> Request: Copy every line in the records below that contains the word "structured".

[Stored dataset items]
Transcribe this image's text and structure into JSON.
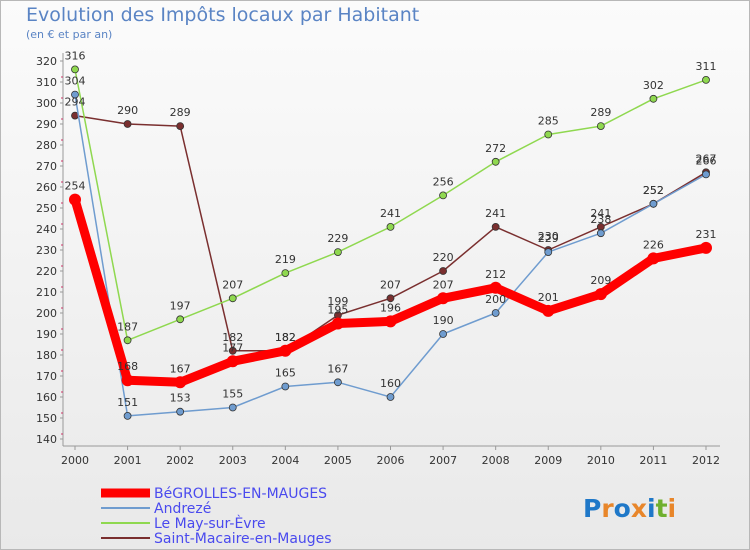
{
  "chart_data": {
    "type": "line",
    "title": "Evolution des Impôts locaux par Habitant",
    "subtitle": "(en € et par an)",
    "xlabel": "",
    "ylabel": "",
    "categories": [
      "2000",
      "2001",
      "2002",
      "2003",
      "2004",
      "2005",
      "2006",
      "2007",
      "2008",
      "2009",
      "2010",
      "2011",
      "2012"
    ],
    "ylim": [
      140,
      320
    ],
    "yticks": [
      140,
      150,
      160,
      170,
      180,
      190,
      200,
      210,
      220,
      230,
      240,
      250,
      260,
      270,
      280,
      290,
      300,
      310,
      320
    ],
    "grid": false,
    "legend_position": "bottom-left",
    "series": [
      {
        "name": "BéGROLLES-EN-MAUGES",
        "color": "#ff0000",
        "values": [
          254,
          168,
          167,
          177,
          182,
          195,
          196,
          207,
          212,
          201,
          209,
          226,
          231
        ]
      },
      {
        "name": "Andrezé",
        "color": "#6f9ccf",
        "values": [
          304,
          151,
          153,
          155,
          165,
          167,
          160,
          190,
          200,
          229,
          238,
          252,
          266
        ]
      },
      {
        "name": "Le May-sur-Èvre",
        "color": "#8fd84f",
        "values": [
          316,
          187,
          197,
          207,
          219,
          229,
          241,
          256,
          272,
          285,
          289,
          302,
          311
        ]
      },
      {
        "name": "Saint-Macaire-en-Mauges",
        "color": "#7a2f2f",
        "values": [
          294,
          290,
          289,
          182,
          182,
          199,
          207,
          220,
          241,
          230,
          241,
          252,
          267
        ]
      }
    ]
  },
  "logo": {
    "text": "Proxiti",
    "colors": [
      "#1f78c8",
      "#e8862a",
      "#1f78c8",
      "#e8862a",
      "#1f78c8",
      "#6fb02f",
      "#e8862a"
    ]
  }
}
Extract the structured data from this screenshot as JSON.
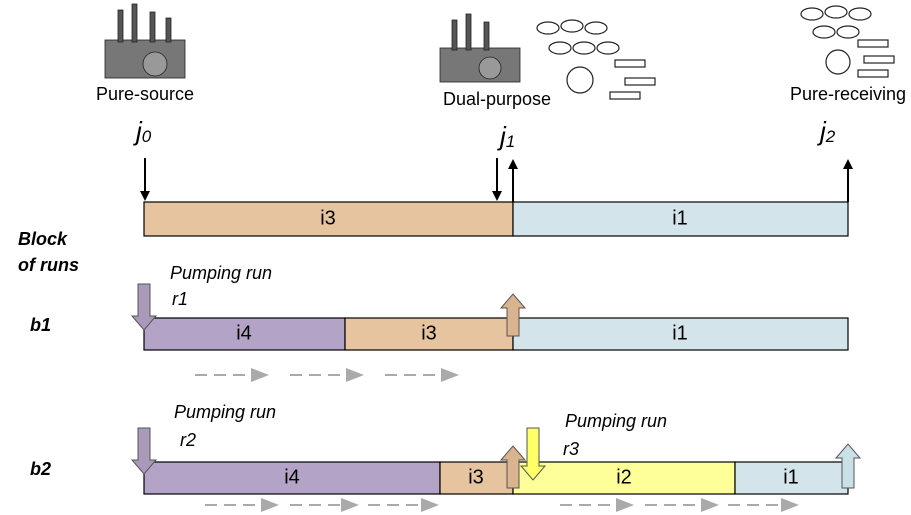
{
  "nodes": [
    {
      "label": "Pure-source",
      "symbol": "j",
      "subscript": "0"
    },
    {
      "label": "Dual-purpose",
      "symbol": "j",
      "subscript": "1"
    },
    {
      "label": "Pure-receiving",
      "symbol": "j",
      "subscript": "2"
    }
  ],
  "pipeline": {
    "segments": [
      "i3",
      "i1"
    ]
  },
  "blocks_title": [
    "Block",
    "of runs"
  ],
  "blocks": [
    {
      "label": "b1",
      "runs": [
        {
          "title": "Pumping run",
          "id": "r1"
        }
      ],
      "segments": [
        "i4",
        "i3",
        "i1"
      ]
    },
    {
      "label": "b2",
      "runs": [
        {
          "title": "Pumping run",
          "id": "r2"
        },
        {
          "title": "Pumping run",
          "id": "r3"
        }
      ],
      "segments": [
        "i4",
        "i3",
        "i2",
        "i1"
      ]
    }
  ]
}
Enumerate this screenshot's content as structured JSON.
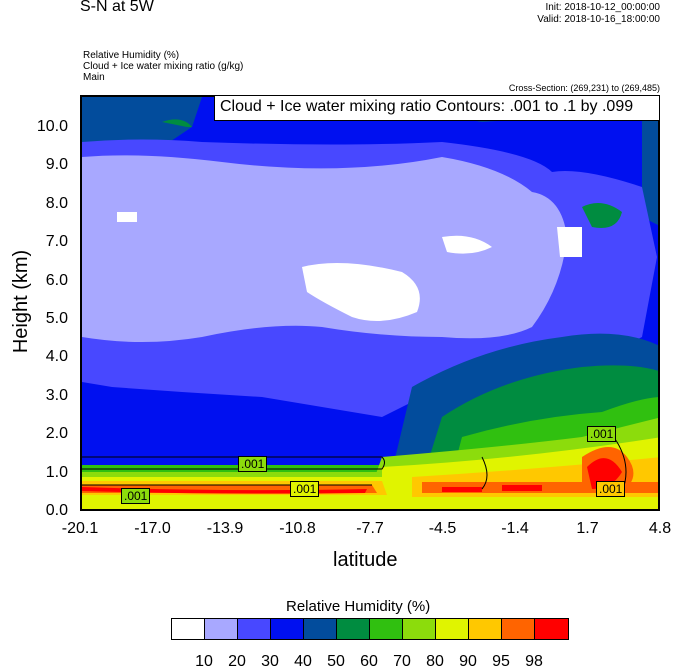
{
  "header": {
    "title": "S-N at 5W",
    "init": "Init: 2018-10-12_00:00:00",
    "valid": "Valid: 2018-10-16_18:00:00",
    "fields": [
      "Relative Humidity   (%)",
      "Cloud + Ice water mixing ratio   (g/kg)",
      "Main"
    ],
    "cross_section": "Cross-Section: (269,231) to (269,485)"
  },
  "chart_data": {
    "type": "heatmap",
    "title": "Cloud + Ice water mixing ratio Contours: .001 to .1 by .099",
    "xlabel": "latitude",
    "ylabel": "Height (km)",
    "xticks": [
      "-20.1",
      "-17.0",
      "-13.9",
      "-10.8",
      "-7.7",
      "-4.5",
      "-1.4",
      "1.7",
      "4.8"
    ],
    "yticks": [
      "0.0",
      "1.0",
      "2.0",
      "3.0",
      "4.0",
      "5.0",
      "6.0",
      "7.0",
      "8.0",
      "9.0",
      "10.0"
    ],
    "xlim": [
      -20.1,
      4.8
    ],
    "ylim": [
      0,
      10.8
    ],
    "colorbar": {
      "title": "Relative Humidity  (%)",
      "levels": [
        "10",
        "20",
        "30",
        "40",
        "50",
        "60",
        "70",
        "80",
        "90",
        "95",
        "98"
      ],
      "colors": [
        "#ffffff",
        "#a8a8ff",
        "#4848ff",
        "#0010f0",
        "#024c9c",
        "#008c40",
        "#30c010",
        "#8cdc0c",
        "#e0f400",
        "#ffc800",
        "#ff6400",
        "#ff0000"
      ]
    },
    "contour_labels": [
      ".001",
      ".001",
      ".001",
      ".001",
      ".001"
    ]
  }
}
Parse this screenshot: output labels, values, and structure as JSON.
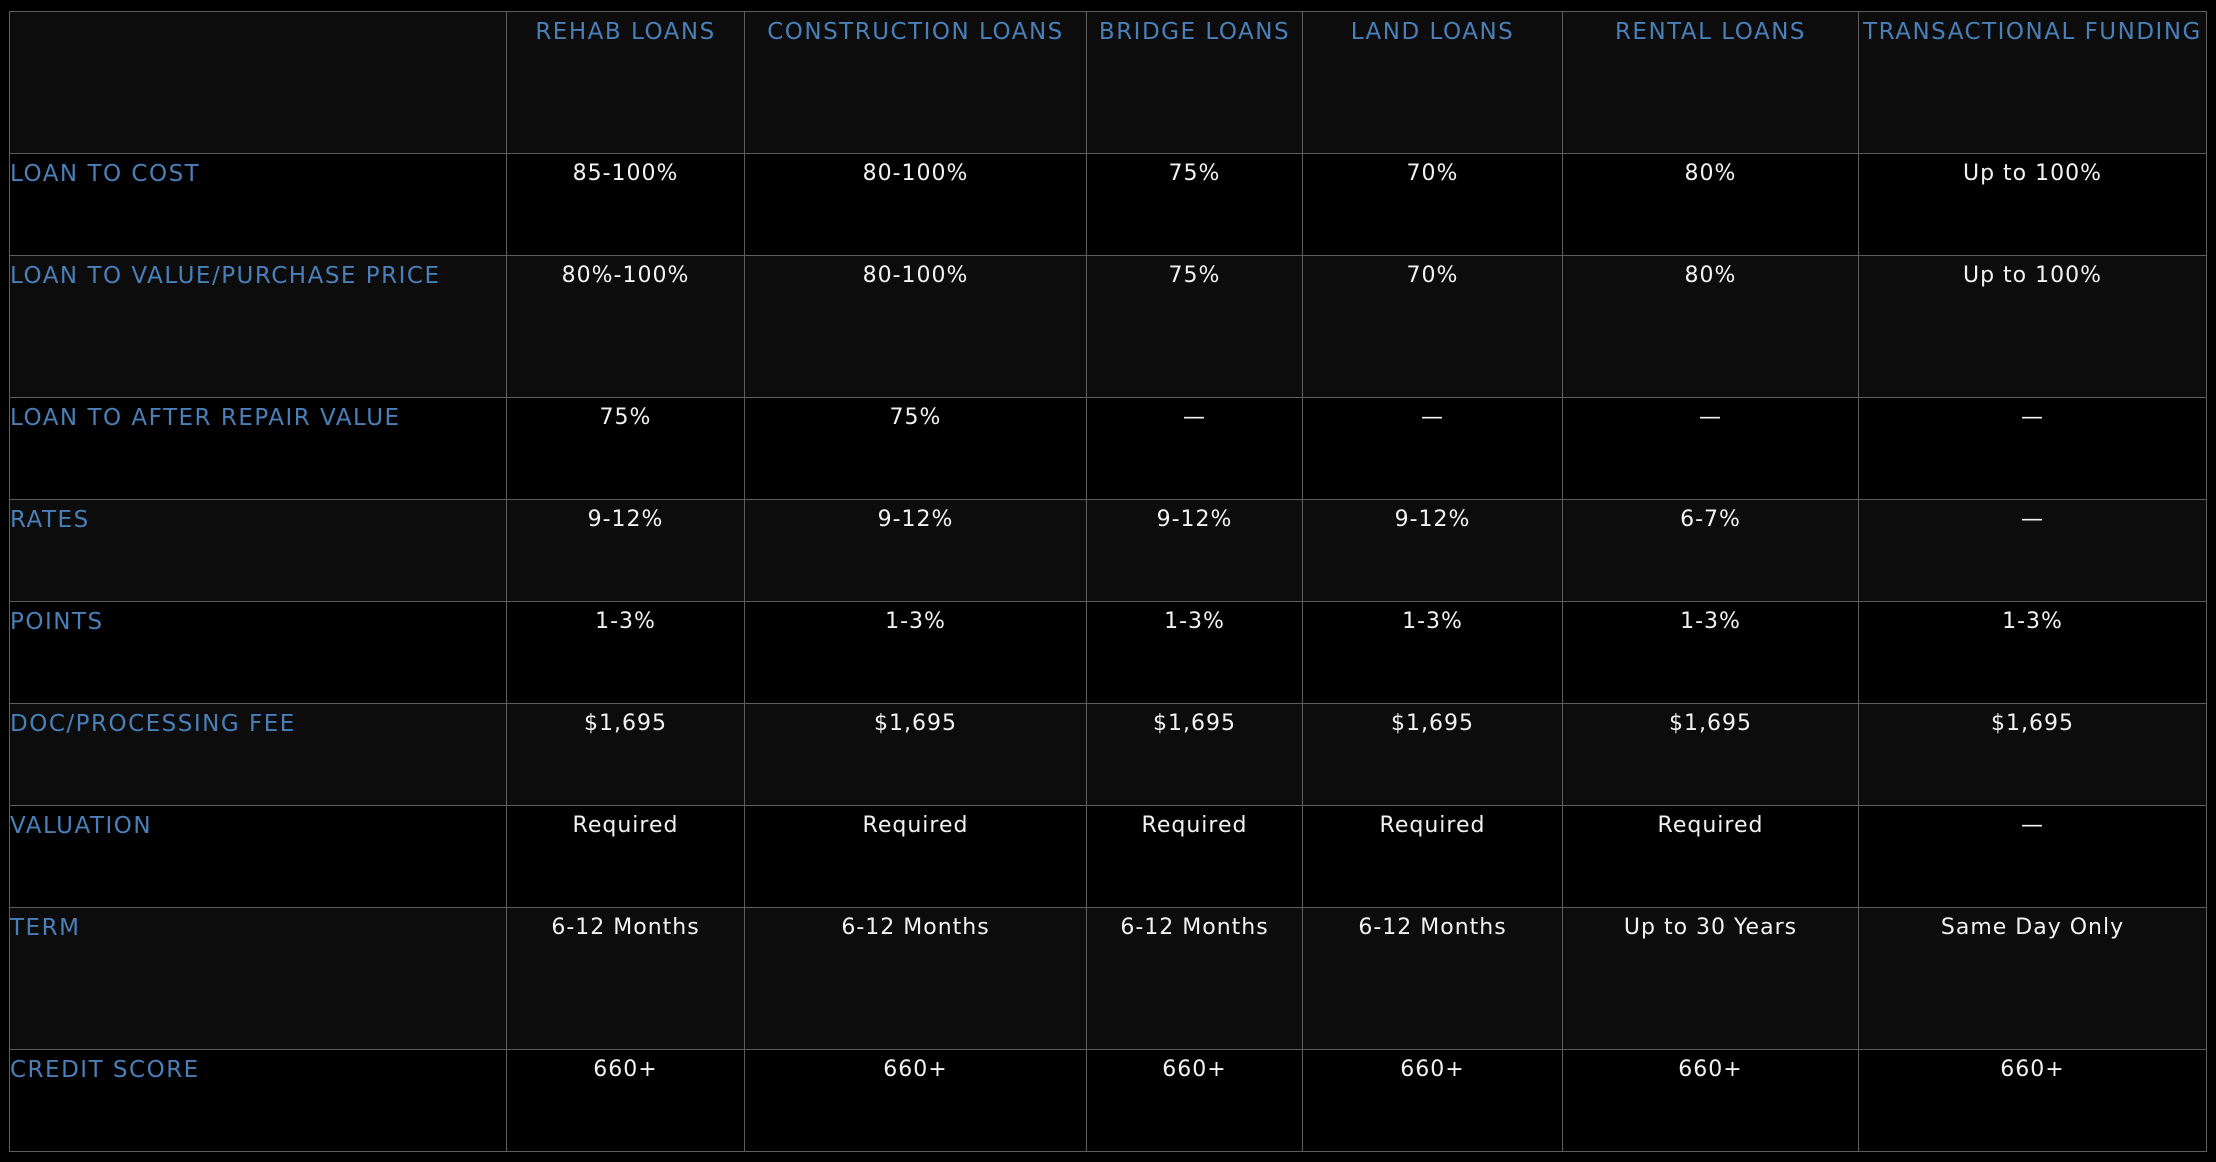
{
  "header": {
    "corner": "",
    "columns": [
      "REHAB LOANS",
      "CONSTRUCTION LOANS",
      "BRIDGE LOANS",
      "LAND LOANS",
      "RENTAL LOANS",
      "TRANSACTIONAL FUNDING"
    ]
  },
  "rows": [
    {
      "label": "LOAN TO COST",
      "values": [
        "85-100%",
        "80-100%",
        "75%",
        "70%",
        "80%",
        "Up to 100%"
      ]
    },
    {
      "label": "LOAN TO VALUE/PURCHASE PRICE",
      "values": [
        "80%-100%",
        "80-100%",
        "75%",
        "70%",
        "80%",
        "Up to 100%"
      ]
    },
    {
      "label": "LOAN TO AFTER REPAIR VALUE",
      "values": [
        "75%",
        "75%",
        "—",
        "—",
        "—",
        "—"
      ]
    },
    {
      "label": "RATES",
      "values": [
        "9-12%",
        "9-12%",
        "9-12%",
        "9-12%",
        "6-7%",
        "—"
      ]
    },
    {
      "label": "POINTS",
      "values": [
        "1-3%",
        "1-3%",
        "1-3%",
        "1-3%",
        "1-3%",
        "1-3%"
      ]
    },
    {
      "label": "DOC/PROCESSING FEE",
      "values": [
        "$1,695",
        "$1,695",
        "$1,695",
        "$1,695",
        "$1,695",
        "$1,695"
      ]
    },
    {
      "label": "VALUATION",
      "values": [
        "Required",
        "Required",
        "Required",
        "Required",
        "Required",
        "—"
      ]
    },
    {
      "label": "TERM",
      "values": [
        "6-12 Months",
        "6-12 Months",
        "6-12 Months",
        "6-12 Months",
        "Up to 30 Years",
        "Same Day Only"
      ]
    },
    {
      "label": "CREDIT SCORE",
      "values": [
        "660+",
        "660+",
        "660+",
        "660+",
        "660+",
        "660+"
      ]
    }
  ],
  "colors": {
    "background": "#000000",
    "alt_row": "#0c0c0d",
    "grid_line": "#5d5d5d",
    "heading_blue": "#4a7fb8",
    "value_text": "#f2f2f2"
  }
}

> Task result:
Extract the structured data from this screenshot as JSON.
Enumerate this screenshot's content as structured JSON.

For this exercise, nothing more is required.